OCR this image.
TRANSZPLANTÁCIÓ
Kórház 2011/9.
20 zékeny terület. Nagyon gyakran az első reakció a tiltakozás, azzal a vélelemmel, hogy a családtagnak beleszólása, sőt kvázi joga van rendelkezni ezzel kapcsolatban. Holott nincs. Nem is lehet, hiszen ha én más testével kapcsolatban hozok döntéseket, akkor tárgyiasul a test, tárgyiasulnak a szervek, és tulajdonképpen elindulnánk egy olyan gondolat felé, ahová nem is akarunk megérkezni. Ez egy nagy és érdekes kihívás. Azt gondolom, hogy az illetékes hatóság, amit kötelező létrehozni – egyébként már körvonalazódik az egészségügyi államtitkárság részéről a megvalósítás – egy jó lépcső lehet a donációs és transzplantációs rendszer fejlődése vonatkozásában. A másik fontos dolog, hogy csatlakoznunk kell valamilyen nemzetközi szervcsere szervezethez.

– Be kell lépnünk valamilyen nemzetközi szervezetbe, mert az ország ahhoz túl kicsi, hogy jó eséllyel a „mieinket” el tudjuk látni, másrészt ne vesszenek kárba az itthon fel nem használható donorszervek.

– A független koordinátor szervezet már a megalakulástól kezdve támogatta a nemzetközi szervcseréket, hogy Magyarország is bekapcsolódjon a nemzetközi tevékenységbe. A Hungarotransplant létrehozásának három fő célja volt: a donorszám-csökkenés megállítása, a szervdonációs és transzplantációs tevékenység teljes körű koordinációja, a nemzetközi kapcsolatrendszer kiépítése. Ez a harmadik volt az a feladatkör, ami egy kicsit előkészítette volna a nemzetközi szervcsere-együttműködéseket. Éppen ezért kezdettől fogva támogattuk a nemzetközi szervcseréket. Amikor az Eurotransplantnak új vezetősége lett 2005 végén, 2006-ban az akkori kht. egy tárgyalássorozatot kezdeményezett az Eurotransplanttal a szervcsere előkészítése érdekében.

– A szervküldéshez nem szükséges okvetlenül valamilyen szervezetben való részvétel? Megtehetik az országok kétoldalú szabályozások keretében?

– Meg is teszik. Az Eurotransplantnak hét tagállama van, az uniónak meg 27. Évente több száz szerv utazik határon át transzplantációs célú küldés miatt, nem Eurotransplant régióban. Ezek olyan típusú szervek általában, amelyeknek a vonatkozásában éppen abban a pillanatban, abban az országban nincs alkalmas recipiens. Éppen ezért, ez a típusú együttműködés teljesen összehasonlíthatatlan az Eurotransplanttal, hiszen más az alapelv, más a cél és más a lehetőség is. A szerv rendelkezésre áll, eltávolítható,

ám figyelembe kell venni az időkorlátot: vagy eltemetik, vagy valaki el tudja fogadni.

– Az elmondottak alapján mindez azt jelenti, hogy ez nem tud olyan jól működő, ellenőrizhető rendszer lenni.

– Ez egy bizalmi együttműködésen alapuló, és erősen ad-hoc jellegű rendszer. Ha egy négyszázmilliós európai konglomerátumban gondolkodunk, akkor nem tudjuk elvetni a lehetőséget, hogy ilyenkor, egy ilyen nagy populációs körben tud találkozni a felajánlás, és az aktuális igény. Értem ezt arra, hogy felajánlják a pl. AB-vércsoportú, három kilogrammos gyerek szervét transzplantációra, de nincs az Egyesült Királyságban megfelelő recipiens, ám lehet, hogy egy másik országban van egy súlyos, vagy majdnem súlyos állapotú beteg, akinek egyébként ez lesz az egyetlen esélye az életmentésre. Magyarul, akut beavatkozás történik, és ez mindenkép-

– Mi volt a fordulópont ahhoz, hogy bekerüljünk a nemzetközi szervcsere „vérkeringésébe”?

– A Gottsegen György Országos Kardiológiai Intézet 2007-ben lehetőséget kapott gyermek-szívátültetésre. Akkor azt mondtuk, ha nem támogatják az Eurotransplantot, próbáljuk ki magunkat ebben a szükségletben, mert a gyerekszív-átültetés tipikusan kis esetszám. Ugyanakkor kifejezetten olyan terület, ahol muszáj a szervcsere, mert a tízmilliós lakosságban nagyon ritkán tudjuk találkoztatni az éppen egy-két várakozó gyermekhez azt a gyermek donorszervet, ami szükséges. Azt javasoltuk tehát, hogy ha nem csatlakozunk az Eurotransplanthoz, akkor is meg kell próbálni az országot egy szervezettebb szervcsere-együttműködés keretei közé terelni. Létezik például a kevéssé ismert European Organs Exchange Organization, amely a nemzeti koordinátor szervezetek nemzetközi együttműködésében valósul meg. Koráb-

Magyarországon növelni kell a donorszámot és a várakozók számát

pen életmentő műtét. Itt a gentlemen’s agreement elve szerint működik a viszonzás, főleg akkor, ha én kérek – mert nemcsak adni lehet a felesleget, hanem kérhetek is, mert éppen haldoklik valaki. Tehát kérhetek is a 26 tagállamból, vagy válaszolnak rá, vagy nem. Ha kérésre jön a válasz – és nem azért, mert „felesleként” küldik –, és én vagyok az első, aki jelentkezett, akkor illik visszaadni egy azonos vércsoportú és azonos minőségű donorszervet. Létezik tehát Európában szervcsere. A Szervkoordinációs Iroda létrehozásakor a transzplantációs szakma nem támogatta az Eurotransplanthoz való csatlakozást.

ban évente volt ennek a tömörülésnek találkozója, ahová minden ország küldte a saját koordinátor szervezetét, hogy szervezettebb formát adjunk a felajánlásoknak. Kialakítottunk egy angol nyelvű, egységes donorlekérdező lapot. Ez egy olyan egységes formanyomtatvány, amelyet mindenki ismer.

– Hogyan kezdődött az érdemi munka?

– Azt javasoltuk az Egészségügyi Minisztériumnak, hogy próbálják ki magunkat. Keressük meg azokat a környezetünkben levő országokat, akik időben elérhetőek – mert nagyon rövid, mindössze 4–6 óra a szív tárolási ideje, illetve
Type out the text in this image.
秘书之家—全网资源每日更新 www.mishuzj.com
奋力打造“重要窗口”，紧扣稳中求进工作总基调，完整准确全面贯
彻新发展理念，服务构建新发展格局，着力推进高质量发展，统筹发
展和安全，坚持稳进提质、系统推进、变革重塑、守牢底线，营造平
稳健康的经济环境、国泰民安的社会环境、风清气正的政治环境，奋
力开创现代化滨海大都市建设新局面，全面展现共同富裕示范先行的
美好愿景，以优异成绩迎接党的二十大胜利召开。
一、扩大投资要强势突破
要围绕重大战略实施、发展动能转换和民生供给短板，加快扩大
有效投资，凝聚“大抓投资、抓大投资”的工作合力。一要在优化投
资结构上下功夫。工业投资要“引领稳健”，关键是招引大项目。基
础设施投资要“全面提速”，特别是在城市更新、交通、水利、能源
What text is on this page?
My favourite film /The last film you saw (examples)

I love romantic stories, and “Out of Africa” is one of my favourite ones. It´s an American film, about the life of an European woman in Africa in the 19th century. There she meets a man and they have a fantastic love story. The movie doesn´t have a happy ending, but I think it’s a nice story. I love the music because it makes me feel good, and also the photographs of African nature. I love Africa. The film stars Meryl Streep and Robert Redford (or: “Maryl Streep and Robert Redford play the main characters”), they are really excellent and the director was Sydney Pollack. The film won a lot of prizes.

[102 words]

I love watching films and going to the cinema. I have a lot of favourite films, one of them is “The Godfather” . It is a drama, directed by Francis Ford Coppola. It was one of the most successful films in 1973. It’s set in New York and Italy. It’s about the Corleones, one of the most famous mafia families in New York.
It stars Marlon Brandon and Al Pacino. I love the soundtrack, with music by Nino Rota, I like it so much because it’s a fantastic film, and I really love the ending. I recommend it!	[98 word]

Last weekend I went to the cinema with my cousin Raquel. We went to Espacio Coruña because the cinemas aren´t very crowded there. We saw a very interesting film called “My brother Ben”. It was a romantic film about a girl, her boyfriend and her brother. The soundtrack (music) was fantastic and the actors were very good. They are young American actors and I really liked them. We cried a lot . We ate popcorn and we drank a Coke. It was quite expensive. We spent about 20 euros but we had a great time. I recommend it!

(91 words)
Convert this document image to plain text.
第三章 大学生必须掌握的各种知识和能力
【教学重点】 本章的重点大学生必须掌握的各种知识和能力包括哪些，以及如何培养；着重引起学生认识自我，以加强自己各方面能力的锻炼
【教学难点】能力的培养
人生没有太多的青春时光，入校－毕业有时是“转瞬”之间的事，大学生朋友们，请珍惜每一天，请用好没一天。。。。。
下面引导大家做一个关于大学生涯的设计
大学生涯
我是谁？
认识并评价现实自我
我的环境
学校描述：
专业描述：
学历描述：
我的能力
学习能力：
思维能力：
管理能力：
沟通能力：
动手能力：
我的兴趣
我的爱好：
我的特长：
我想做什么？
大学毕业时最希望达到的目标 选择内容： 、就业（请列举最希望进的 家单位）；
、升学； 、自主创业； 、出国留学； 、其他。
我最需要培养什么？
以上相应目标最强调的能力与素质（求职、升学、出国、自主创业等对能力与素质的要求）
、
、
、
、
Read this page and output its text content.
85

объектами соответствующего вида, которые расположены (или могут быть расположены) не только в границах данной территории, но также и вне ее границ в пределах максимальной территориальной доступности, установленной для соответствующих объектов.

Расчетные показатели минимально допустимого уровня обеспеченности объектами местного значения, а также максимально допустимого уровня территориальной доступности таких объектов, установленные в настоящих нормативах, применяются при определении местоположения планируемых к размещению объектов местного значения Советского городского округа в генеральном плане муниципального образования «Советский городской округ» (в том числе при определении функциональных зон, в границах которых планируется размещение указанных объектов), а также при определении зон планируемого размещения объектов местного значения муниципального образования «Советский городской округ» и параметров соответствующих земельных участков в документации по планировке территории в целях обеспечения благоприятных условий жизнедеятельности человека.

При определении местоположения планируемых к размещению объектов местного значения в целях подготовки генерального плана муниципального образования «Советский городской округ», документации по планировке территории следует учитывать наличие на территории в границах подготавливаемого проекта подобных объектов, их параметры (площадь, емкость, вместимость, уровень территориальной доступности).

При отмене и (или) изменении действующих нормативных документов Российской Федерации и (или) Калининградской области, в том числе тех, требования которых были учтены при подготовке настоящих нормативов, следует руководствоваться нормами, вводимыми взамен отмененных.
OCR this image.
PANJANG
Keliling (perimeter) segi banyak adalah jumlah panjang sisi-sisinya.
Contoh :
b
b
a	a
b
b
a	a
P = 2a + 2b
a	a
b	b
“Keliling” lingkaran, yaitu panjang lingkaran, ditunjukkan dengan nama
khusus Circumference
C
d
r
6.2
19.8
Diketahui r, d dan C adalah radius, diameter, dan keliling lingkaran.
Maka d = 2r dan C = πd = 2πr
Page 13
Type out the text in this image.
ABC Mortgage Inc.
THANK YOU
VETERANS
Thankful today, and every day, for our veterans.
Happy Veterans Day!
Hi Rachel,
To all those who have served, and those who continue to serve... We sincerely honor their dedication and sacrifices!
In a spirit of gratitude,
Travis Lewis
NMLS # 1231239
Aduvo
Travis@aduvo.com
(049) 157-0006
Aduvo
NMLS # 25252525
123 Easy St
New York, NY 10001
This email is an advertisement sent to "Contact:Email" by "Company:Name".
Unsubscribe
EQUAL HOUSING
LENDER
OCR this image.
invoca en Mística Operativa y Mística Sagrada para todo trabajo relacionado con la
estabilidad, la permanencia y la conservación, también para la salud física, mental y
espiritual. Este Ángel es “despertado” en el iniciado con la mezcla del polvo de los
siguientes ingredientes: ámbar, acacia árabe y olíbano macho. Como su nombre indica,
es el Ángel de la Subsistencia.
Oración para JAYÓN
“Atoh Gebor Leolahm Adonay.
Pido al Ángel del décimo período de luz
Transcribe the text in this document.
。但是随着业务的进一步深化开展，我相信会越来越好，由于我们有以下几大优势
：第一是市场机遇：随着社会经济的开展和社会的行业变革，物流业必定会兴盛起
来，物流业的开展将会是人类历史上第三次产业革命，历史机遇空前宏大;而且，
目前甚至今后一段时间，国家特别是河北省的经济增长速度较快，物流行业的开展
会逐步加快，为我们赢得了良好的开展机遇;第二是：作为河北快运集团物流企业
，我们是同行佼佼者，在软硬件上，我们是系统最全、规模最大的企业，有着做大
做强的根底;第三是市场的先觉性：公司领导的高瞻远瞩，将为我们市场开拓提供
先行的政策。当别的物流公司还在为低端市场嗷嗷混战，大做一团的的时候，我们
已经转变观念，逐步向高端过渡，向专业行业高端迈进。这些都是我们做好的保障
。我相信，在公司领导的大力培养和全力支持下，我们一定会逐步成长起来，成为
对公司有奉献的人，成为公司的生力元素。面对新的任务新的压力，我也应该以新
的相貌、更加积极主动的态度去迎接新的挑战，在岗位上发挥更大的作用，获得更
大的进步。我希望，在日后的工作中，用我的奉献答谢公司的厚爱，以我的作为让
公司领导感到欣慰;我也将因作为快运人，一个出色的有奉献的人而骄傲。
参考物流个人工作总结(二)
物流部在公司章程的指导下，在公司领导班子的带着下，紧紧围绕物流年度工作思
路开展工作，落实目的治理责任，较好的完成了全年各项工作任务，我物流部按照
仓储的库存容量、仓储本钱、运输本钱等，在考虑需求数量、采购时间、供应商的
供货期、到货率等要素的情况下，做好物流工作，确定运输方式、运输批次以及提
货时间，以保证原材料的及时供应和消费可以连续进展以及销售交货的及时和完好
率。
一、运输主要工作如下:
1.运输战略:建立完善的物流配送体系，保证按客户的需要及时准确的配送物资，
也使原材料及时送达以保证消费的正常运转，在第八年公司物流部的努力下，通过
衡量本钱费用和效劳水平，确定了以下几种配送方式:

######

• **Problem**
Collect every line above that contains the word "Ángel".

• **Written answer**
espiritual. Este Ángel es “despertado” en el iniciado con la mezcla del polvo de los
es el Ángel de la Subsistencia.
Pido al Ángel del décimo período de luz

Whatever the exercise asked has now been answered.